• The task: Leave out the pictures and repeat the rest of the material exactly.

— BEGIN Data section —

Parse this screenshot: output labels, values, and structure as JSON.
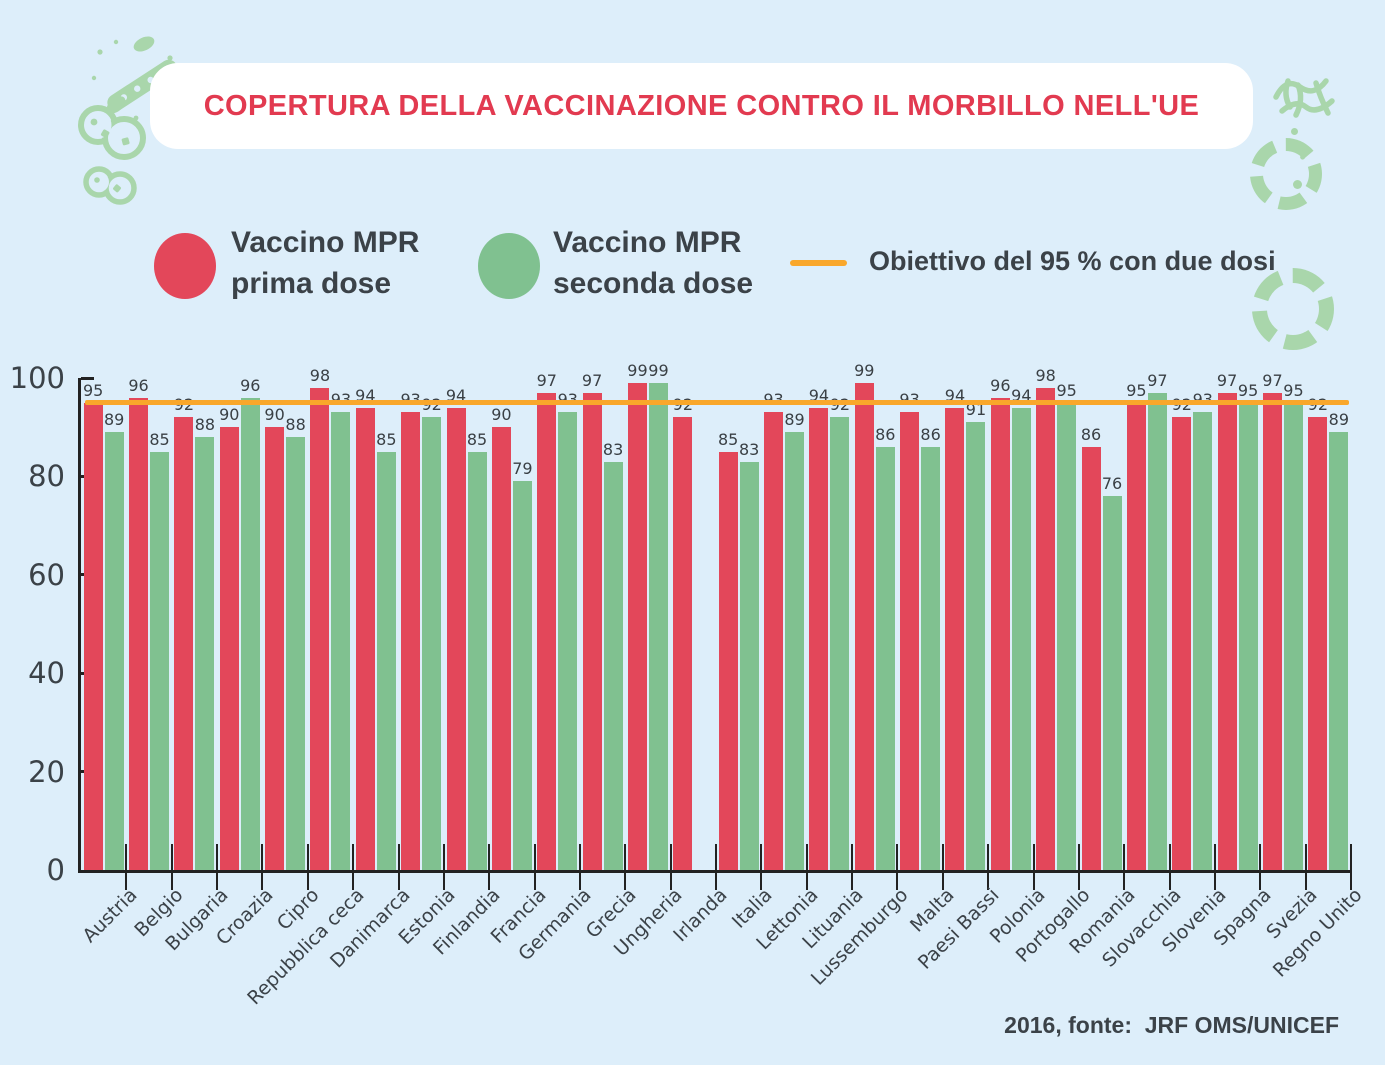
{
  "title": "COPERTURA DELLA VACCINAZIONE CONTRO IL MORBILLO NELL'UE",
  "legend": {
    "first_dose_line1": "Vaccino MPR",
    "first_dose_line2": "prima dose",
    "second_dose_line1": "Vaccino MPR",
    "second_dose_line2": "seconda dose",
    "target_label": "Obiettivo del 95 % con due dosi"
  },
  "source_note": "2016, fonte:  JRF OMS/UNICEF",
  "colors": {
    "background": "#ddeefa",
    "first_dose": "#e3475a",
    "second_dose": "#80c190",
    "target_line": "#f9a72b",
    "title_red": "#e23a50",
    "text_dark": "#3b4248",
    "axis": "#222222",
    "germ_green": "#a9d6ab"
  },
  "chart_data": {
    "type": "bar",
    "title": "Copertura della vaccinazione contro il morbillo nell'UE",
    "categories": [
      "Austria",
      "Belgio",
      "Bulgaria",
      "Croazia",
      "Cipro",
      "Repubblica ceca",
      "Danimarca",
      "Estonia",
      "Finlandia",
      "Francia",
      "Germania",
      "Grecia",
      "Ungheria",
      "Irlanda",
      "Italia",
      "Lettonia",
      "Lituania",
      "Lussemburgo",
      "Malta",
      "Paesi Bassi",
      "Polonia",
      "Portogallo",
      "Romania",
      "Slovacchia",
      "Slovenia",
      "Spagna",
      "Svezia",
      "Regno Unito"
    ],
    "series": [
      {
        "name": "Vaccino MPR prima dose",
        "color": "#e3475a",
        "values": [
          95,
          96,
          92,
          90,
          90,
          98,
          94,
          93,
          94,
          90,
          97,
          97,
          99,
          92,
          85,
          93,
          94,
          99,
          93,
          94,
          96,
          98,
          86,
          95,
          92,
          97,
          97,
          92
        ]
      },
      {
        "name": "Vaccino MPR seconda dose",
        "color": "#80c190",
        "values": [
          89,
          85,
          88,
          96,
          88,
          93,
          85,
          92,
          85,
          79,
          93,
          83,
          99,
          null,
          83,
          89,
          92,
          86,
          86,
          91,
          94,
          95,
          76,
          97,
          93,
          95,
          95,
          89
        ]
      }
    ],
    "target_line": {
      "value": 95,
      "label": "Obiettivo del 95 % con due dosi",
      "color": "#f9a72b"
    },
    "xlabel": "",
    "ylabel": "",
    "ylim": [
      0,
      100
    ],
    "yticks": [
      0,
      20,
      40,
      60,
      80,
      100
    ],
    "grid": false,
    "legend_position": "top"
  }
}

— END Data section —

• Result of the exercise:
Parse this screenshot: output labels, values, and structure as JSON.
{
  "title": "COPERTURA DELLA VACCINAZIONE CONTRO IL MORBILLO NELL'UE",
  "legend": {
    "first_dose_line1": "Vaccino MPR",
    "first_dose_line2": "prima dose",
    "second_dose_line1": "Vaccino MPR",
    "second_dose_line2": "seconda dose",
    "target_label": "Obiettivo del 95 % con due dosi"
  },
  "source_note": "2016, fonte:  JRF OMS/UNICEF",
  "colors": {
    "background": "#ddeefa",
    "first_dose": "#e3475a",
    "second_dose": "#80c190",
    "target_line": "#f9a72b",
    "title_red": "#e23a50",
    "text_dark": "#3b4248",
    "axis": "#222222",
    "germ_green": "#a9d6ab"
  },
  "chart_data": {
    "type": "bar",
    "title": "Copertura della vaccinazione contro il morbillo nell'UE",
    "categories": [
      "Austria",
      "Belgio",
      "Bulgaria",
      "Croazia",
      "Cipro",
      "Repubblica ceca",
      "Danimarca",
      "Estonia",
      "Finlandia",
      "Francia",
      "Germania",
      "Grecia",
      "Ungheria",
      "Irlanda",
      "Italia",
      "Lettonia",
      "Lituania",
      "Lussemburgo",
      "Malta",
      "Paesi Bassi",
      "Polonia",
      "Portogallo",
      "Romania",
      "Slovacchia",
      "Slovenia",
      "Spagna",
      "Svezia",
      "Regno Unito"
    ],
    "series": [
      {
        "name": "Vaccino MPR prima dose",
        "color": "#e3475a",
        "values": [
          95,
          96,
          92,
          90,
          90,
          98,
          94,
          93,
          94,
          90,
          97,
          97,
          99,
          92,
          85,
          93,
          94,
          99,
          93,
          94,
          96,
          98,
          86,
          95,
          92,
          97,
          97,
          92
        ]
      },
      {
        "name": "Vaccino MPR seconda dose",
        "color": "#80c190",
        "values": [
          89,
          85,
          88,
          96,
          88,
          93,
          85,
          92,
          85,
          79,
          93,
          83,
          99,
          null,
          83,
          89,
          92,
          86,
          86,
          91,
          94,
          95,
          76,
          97,
          93,
          95,
          95,
          89
        ]
      }
    ],
    "target_line": {
      "value": 95,
      "label": "Obiettivo del 95 % con due dosi",
      "color": "#f9a72b"
    },
    "xlabel": "",
    "ylabel": "",
    "ylim": [
      0,
      100
    ],
    "yticks": [
      0,
      20,
      40,
      60,
      80,
      100
    ],
    "grid": false,
    "legend_position": "top"
  }
}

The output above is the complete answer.